---------- DATASET ENTRIES

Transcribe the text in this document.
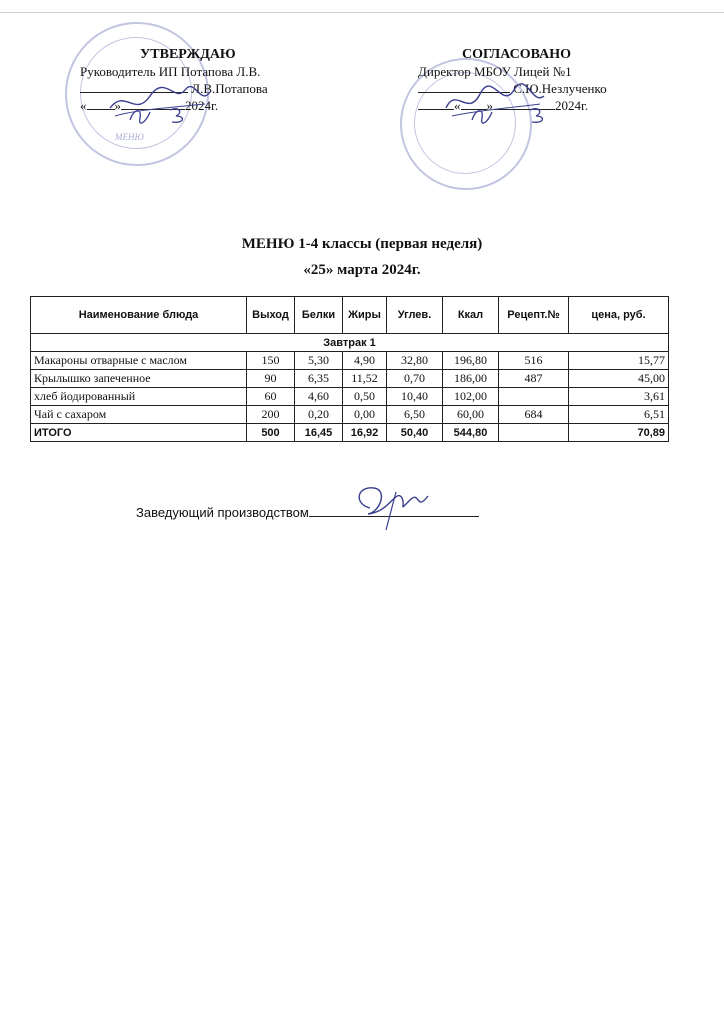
МЕНЮ
УТВЕРЖДАЮ
Руководитель ИП Потапова Л.В.
Л.В.Потапова
« »	2024г.
СОГЛАСОВАНО
Директор МБОУ Лицей №1
С.Ю.Незлученко
« »	2024г.
МЕНЮ 1-4 классы (первая неделя)
«25» марта 2024г.
Наименование блюда	Выход	Белки	Жиры	Углев.	Ккал	Рецепт.№	цена, руб.
Завтрак 1							
Макароны отварные с маслом	150	5,30	4,90	32,80	196,80	516	15,77
Крылышко запеченное	90	6,35	11,52	0,70	186,00	487	45,00
хлеб йодированный	60	4,60	0,50	10,40	102,00		3,61
Чай с сахаром	200	0,20	0,00	6,50	60,00	684	6,51
ИТОГО	500	16,45	16,92	50,40	544,80		70,89
Заведующий производством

--------------------

**SET EXERCISE:** Repeat the records above exactly, leaving out the pictures.

**EXERCISE ANSWER:**
Transcribe the text in this document.
МЕНЮ
УТВЕРЖДАЮ
Руководитель ИП Потапова Л.В.
Л.В.Потапова
« »	2024г.
СОГЛАСОВАНО
Директор МБОУ Лицей №1
С.Ю.Незлученко
« »	2024г.
МЕНЮ 1-4 классы (первая неделя)
«25» марта 2024г.
Наименование блюда	Выход	Белки	Жиры	Углев.	Ккал	Рецепт.№	цена, руб.
Завтрак 1							
Макароны отварные с маслом	150	5,30	4,90	32,80	196,80	516	15,77
Крылышко запеченное	90	6,35	11,52	0,70	186,00	487	45,00
хлеб йодированный	60	4,60	0,50	10,40	102,00		3,61
Чай с сахаром	200	0,20	0,00	6,50	60,00	684	6,51
ИТОГО	500	16,45	16,92	50,40	544,80		70,89
Заведующий производством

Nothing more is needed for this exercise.